SET TASK:
Copy out every record precisely.

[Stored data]
-*-*-

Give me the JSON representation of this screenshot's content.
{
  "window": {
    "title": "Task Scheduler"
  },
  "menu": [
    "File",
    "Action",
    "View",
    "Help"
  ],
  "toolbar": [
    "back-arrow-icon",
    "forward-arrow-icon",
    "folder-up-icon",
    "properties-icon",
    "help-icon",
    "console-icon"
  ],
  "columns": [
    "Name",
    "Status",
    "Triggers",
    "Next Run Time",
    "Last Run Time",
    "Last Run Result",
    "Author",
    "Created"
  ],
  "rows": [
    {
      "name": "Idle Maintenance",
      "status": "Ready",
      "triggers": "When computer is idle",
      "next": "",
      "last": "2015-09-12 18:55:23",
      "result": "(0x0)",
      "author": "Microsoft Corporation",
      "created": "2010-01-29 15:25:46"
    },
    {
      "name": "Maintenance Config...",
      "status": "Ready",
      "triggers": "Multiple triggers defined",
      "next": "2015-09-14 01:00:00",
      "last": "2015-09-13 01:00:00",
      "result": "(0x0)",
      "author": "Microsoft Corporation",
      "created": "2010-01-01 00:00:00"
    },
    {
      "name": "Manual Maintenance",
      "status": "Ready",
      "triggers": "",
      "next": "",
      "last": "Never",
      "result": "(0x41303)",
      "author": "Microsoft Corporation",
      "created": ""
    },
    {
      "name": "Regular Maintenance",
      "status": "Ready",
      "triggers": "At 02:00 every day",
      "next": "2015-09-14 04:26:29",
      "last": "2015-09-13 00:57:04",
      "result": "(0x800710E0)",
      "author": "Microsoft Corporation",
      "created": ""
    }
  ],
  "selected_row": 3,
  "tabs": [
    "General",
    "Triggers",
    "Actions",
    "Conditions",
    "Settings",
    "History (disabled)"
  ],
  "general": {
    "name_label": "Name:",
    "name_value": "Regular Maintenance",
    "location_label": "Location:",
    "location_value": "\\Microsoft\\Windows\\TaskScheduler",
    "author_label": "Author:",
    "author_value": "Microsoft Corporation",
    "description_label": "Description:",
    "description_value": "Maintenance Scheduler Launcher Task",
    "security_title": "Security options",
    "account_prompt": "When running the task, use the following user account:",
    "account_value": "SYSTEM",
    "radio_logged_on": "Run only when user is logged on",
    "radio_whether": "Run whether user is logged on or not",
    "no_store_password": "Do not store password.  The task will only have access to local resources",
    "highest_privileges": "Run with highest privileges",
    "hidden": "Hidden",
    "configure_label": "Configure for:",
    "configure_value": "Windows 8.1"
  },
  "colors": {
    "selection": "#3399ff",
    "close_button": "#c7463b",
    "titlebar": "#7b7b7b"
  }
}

-*-*-

SOLUTION TO THIS TASK:
Give me the JSON representation of this screenshot's content.
{
  "window": {
    "title": "Task Scheduler"
  },
  "menu": [
    "File",
    "Action",
    "View",
    "Help"
  ],
  "toolbar": [
    "back-arrow-icon",
    "forward-arrow-icon",
    "folder-up-icon",
    "properties-icon",
    "help-icon",
    "console-icon"
  ],
  "columns": [
    "Name",
    "Status",
    "Triggers",
    "Next Run Time",
    "Last Run Time",
    "Last Run Result",
    "Author",
    "Created"
  ],
  "rows": [
    {
      "name": "Idle Maintenance",
      "status": "Ready",
      "triggers": "When computer is idle",
      "next": "",
      "last": "2015-09-12 18:55:23",
      "result": "(0x0)",
      "author": "Microsoft Corporation",
      "created": "2010-01-29 15:25:46"
    },
    {
      "name": "Maintenance Config...",
      "status": "Ready",
      "triggers": "Multiple triggers defined",
      "next": "2015-09-14 01:00:00",
      "last": "2015-09-13 01:00:00",
      "result": "(0x0)",
      "author": "Microsoft Corporation",
      "created": "2010-01-01 00:00:00"
    },
    {
      "name": "Manual Maintenance",
      "status": "Ready",
      "triggers": "",
      "next": "",
      "last": "Never",
      "result": "(0x41303)",
      "author": "Microsoft Corporation",
      "created": ""
    },
    {
      "name": "Regular Maintenance",
      "status": "Ready",
      "triggers": "At 02:00 every day",
      "next": "2015-09-14 04:26:29",
      "last": "2015-09-13 00:57:04",
      "result": "(0x800710E0)",
      "author": "Microsoft Corporation",
      "created": ""
    }
  ],
  "selected_row": 3,
  "tabs": [
    "General",
    "Triggers",
    "Actions",
    "Conditions",
    "Settings",
    "History (disabled)"
  ],
  "general": {
    "name_label": "Name:",
    "name_value": "Regular Maintenance",
    "location_label": "Location:",
    "location_value": "\\Microsoft\\Windows\\TaskScheduler",
    "author_label": "Author:",
    "author_value": "Microsoft Corporation",
    "description_label": "Description:",
    "description_value": "Maintenance Scheduler Launcher Task",
    "security_title": "Security options",
    "account_prompt": "When running the task, use the following user account:",
    "account_value": "SYSTEM",
    "radio_logged_on": "Run only when user is logged on",
    "radio_whether": "Run whether user is logged on or not",
    "no_store_password": "Do not store password.  The task will only have access to local resources",
    "highest_privileges": "Run with highest privileges",
    "hidden": "Hidden",
    "configure_label": "Configure for:",
    "configure_value": "Windows 8.1"
  },
  "colors": {
    "selection": "#3399ff",
    "close_button": "#c7463b",
    "titlebar": "#7b7b7b"
  }
}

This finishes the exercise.